■ Short task
Wherever the string "nabiilaras" appears in a line, extract that line.

Extracted data entries

§ §

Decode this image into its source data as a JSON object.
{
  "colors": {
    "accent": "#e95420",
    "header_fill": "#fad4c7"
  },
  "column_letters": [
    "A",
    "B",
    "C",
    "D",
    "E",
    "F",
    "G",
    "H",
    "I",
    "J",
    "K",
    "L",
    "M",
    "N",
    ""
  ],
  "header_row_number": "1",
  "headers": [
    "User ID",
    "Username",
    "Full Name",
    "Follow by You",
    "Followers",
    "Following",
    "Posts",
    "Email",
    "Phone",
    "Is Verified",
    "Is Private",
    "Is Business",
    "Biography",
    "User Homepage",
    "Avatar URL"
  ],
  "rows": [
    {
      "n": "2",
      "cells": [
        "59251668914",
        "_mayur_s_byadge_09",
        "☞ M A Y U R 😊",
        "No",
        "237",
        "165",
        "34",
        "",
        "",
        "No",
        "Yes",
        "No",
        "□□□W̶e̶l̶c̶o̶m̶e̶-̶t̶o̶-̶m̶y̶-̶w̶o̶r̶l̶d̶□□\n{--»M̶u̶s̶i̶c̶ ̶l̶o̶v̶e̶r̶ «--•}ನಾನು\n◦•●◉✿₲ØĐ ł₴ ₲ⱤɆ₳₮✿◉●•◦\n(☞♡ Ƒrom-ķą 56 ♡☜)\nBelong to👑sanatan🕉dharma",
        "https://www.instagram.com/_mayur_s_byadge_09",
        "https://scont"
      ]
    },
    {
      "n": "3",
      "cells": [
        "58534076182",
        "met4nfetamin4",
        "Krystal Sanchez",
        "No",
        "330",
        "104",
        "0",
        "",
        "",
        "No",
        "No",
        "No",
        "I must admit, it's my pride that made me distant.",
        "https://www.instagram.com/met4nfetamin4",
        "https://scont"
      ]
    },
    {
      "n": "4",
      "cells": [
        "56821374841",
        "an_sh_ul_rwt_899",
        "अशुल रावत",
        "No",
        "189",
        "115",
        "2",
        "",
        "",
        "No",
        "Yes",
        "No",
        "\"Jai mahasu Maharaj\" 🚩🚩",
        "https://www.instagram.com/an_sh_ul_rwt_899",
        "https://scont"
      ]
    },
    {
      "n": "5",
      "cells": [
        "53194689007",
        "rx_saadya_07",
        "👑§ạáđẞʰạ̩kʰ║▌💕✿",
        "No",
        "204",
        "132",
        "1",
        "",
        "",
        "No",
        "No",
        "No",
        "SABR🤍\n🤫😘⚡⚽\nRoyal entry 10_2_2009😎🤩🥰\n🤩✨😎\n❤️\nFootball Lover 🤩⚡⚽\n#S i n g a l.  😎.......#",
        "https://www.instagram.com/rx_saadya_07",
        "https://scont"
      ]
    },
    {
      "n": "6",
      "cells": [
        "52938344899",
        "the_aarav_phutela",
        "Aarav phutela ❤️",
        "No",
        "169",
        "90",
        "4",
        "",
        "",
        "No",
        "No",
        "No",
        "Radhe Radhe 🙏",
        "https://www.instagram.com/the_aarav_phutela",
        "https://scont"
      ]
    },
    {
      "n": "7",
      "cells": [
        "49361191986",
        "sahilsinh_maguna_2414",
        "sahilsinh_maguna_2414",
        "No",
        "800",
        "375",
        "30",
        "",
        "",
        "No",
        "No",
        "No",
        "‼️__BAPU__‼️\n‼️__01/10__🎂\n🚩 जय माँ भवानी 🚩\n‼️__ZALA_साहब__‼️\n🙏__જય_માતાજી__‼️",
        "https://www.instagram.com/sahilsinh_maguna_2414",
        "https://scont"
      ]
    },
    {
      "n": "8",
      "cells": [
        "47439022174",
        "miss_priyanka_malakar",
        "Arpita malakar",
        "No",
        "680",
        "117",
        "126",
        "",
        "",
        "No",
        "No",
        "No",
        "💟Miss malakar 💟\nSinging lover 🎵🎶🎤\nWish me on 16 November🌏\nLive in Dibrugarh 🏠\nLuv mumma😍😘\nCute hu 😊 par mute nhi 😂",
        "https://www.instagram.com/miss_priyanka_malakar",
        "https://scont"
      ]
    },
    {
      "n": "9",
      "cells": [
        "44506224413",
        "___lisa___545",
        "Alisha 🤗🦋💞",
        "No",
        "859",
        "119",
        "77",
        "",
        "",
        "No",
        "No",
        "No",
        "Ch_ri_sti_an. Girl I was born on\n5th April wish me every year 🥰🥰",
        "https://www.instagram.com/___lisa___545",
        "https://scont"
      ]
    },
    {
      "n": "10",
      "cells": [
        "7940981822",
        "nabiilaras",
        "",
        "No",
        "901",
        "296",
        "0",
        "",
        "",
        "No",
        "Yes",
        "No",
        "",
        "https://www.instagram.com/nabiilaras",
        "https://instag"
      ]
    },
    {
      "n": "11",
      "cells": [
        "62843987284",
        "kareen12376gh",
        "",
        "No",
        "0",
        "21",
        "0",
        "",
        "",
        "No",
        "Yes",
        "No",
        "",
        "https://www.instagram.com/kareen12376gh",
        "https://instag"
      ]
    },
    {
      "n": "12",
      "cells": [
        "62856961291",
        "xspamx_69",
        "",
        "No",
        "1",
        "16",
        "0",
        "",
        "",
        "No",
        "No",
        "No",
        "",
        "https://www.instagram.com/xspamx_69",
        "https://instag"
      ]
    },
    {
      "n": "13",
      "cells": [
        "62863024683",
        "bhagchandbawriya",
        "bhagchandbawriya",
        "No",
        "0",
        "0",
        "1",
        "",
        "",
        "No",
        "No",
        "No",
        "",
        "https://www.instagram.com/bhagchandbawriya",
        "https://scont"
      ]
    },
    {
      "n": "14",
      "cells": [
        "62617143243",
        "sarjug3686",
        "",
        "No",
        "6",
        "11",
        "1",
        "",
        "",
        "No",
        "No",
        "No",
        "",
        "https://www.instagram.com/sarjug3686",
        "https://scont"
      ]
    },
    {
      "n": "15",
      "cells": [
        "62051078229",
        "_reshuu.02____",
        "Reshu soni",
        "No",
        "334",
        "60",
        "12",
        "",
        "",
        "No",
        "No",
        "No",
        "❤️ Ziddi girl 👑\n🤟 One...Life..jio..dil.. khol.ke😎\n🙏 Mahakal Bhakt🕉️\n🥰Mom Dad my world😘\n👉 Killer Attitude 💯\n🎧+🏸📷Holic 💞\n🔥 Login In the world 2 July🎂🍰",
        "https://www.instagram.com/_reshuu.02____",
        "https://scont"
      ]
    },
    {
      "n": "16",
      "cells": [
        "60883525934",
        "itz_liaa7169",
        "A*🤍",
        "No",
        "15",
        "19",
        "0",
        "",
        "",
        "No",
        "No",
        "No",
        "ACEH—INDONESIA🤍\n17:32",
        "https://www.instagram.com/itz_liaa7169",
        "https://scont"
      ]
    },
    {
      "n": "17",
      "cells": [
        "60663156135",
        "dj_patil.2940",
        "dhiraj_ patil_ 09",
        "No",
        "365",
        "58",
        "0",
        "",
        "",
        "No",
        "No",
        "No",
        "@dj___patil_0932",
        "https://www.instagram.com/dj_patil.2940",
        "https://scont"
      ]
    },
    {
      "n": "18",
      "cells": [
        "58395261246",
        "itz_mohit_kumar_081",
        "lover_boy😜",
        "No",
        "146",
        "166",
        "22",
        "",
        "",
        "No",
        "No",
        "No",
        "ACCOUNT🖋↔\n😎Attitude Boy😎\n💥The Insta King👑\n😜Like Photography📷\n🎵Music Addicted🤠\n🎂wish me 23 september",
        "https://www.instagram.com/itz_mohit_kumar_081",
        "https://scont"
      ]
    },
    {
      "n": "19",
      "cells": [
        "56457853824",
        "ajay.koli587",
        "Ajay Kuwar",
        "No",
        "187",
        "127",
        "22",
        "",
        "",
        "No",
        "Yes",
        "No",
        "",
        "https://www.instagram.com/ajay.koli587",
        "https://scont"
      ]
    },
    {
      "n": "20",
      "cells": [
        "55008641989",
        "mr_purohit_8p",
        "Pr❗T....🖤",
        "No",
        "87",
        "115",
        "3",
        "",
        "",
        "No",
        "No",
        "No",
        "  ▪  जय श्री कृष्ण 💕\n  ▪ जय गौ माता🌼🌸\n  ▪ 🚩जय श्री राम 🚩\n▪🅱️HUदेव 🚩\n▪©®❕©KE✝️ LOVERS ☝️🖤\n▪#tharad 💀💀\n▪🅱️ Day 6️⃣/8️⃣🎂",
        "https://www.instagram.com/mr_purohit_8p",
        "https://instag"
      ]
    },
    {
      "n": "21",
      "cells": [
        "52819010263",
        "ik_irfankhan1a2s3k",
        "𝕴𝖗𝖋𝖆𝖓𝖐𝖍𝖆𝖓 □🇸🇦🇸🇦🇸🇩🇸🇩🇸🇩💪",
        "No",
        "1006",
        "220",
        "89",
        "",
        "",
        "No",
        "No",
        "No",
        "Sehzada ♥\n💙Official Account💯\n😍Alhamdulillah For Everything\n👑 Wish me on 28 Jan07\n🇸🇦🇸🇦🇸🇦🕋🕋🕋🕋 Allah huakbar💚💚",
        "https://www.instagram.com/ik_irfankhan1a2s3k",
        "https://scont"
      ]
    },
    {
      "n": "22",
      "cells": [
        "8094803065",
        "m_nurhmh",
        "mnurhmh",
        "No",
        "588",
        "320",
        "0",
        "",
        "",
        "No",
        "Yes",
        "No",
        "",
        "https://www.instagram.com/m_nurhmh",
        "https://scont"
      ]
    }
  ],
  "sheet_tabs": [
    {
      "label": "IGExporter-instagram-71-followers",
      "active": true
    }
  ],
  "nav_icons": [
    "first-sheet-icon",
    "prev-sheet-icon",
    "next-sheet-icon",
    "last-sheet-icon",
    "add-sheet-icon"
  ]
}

§ §

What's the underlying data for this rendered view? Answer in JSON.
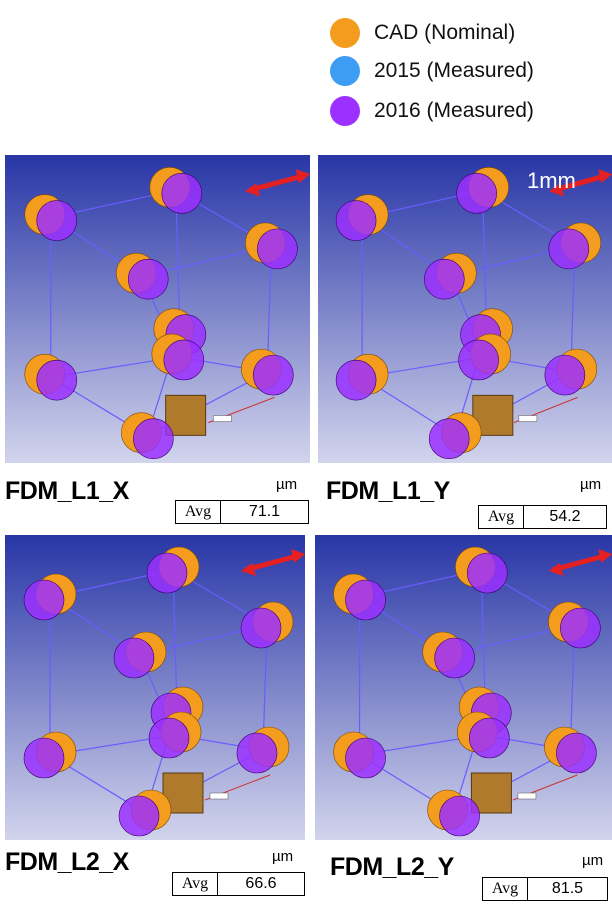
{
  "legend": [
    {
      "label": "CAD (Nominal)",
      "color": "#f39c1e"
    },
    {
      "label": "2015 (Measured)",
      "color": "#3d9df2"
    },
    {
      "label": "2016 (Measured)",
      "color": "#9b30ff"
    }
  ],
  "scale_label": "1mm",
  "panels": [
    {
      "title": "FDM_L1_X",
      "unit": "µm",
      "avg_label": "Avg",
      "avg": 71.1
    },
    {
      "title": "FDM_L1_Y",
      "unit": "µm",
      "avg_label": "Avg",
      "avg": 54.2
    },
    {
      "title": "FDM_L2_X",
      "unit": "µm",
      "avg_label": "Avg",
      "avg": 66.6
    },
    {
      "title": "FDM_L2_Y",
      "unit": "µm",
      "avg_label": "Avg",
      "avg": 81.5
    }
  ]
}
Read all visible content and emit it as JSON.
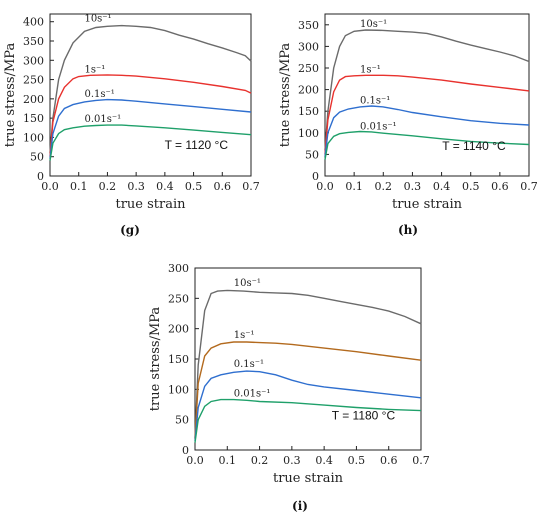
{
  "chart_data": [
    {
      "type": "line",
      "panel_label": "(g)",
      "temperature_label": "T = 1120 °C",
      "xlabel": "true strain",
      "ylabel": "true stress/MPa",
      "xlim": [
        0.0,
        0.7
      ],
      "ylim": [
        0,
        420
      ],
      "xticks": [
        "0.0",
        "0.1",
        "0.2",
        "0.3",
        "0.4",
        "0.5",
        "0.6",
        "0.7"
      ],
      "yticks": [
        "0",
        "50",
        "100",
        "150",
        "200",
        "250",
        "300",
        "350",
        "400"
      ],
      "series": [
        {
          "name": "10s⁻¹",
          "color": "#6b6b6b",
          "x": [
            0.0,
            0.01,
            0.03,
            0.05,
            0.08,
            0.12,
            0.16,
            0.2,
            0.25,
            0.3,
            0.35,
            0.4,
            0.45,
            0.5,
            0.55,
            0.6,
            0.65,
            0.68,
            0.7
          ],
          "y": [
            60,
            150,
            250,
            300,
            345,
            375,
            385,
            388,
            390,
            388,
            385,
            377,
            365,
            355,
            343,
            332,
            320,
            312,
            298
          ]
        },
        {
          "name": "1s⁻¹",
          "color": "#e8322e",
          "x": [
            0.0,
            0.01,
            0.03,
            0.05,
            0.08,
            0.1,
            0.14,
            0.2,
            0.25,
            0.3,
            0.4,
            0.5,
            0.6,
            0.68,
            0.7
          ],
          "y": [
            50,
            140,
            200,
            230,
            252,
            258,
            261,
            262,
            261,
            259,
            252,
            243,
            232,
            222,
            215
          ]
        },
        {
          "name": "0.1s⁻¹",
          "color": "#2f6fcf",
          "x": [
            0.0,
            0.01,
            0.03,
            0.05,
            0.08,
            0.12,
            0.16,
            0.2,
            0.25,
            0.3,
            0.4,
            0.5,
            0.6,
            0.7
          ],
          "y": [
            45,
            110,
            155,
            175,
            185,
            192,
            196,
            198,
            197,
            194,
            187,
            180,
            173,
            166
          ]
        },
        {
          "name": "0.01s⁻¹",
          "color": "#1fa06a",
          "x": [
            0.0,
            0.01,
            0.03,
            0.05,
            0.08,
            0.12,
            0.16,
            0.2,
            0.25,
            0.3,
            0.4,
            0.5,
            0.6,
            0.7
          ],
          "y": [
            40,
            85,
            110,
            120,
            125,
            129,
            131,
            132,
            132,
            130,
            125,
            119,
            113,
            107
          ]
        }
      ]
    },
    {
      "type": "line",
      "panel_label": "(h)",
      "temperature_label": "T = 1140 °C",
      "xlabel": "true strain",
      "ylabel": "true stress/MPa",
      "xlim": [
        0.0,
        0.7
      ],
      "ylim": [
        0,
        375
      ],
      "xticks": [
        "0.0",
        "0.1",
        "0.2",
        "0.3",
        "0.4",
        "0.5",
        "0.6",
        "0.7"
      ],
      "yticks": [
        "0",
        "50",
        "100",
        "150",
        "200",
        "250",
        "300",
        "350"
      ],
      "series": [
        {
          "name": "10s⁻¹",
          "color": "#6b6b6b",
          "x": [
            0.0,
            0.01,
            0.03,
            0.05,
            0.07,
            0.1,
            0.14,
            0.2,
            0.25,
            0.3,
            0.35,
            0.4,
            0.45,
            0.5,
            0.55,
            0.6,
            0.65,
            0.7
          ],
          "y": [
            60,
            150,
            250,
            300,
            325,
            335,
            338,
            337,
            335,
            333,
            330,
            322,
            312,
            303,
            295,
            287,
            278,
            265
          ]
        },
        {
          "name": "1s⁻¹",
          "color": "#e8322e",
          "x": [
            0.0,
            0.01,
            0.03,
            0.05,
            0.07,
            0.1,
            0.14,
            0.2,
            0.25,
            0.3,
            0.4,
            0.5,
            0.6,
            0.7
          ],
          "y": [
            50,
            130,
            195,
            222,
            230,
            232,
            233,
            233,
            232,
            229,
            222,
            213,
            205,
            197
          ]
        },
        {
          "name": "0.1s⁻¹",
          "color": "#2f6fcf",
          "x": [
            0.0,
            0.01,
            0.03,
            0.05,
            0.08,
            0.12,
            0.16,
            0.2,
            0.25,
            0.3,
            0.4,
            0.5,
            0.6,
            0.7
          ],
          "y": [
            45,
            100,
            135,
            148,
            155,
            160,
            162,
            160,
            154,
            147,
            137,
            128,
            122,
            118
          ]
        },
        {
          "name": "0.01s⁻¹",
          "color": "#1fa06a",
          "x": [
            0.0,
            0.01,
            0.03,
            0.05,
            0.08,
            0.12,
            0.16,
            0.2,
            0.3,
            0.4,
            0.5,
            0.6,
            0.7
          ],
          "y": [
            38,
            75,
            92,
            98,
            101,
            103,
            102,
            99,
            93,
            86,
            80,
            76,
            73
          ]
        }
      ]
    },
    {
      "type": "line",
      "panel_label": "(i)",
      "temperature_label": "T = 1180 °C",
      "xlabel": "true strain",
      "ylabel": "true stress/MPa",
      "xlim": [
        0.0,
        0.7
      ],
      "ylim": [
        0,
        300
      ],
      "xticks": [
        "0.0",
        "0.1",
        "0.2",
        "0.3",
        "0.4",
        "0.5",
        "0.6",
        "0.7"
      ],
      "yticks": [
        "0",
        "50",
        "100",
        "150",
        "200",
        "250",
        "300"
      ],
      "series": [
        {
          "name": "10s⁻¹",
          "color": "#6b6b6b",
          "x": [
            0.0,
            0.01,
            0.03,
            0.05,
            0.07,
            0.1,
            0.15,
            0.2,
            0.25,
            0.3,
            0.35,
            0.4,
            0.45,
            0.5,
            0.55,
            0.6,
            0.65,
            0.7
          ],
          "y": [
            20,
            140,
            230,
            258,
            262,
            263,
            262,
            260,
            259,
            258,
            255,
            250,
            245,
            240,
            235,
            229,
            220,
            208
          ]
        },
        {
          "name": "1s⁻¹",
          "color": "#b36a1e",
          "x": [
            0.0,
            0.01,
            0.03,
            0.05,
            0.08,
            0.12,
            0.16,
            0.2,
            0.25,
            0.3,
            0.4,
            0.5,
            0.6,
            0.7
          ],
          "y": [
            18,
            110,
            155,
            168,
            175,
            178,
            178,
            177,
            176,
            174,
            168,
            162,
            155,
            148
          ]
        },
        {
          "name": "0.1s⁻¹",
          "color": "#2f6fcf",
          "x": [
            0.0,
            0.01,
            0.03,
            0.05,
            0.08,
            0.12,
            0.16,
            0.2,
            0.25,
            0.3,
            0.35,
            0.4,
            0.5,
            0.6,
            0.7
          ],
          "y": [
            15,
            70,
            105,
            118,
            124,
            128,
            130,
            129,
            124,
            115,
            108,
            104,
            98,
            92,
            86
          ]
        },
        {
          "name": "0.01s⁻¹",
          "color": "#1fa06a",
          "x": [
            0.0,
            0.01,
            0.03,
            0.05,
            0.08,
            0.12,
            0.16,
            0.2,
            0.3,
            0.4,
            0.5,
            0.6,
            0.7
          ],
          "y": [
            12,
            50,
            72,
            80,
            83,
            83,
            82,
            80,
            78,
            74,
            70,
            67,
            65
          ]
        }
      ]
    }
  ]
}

§ §

■ Reply to the task
        "nabiilaras",
        "https://www.instagram.com/nabiilaras",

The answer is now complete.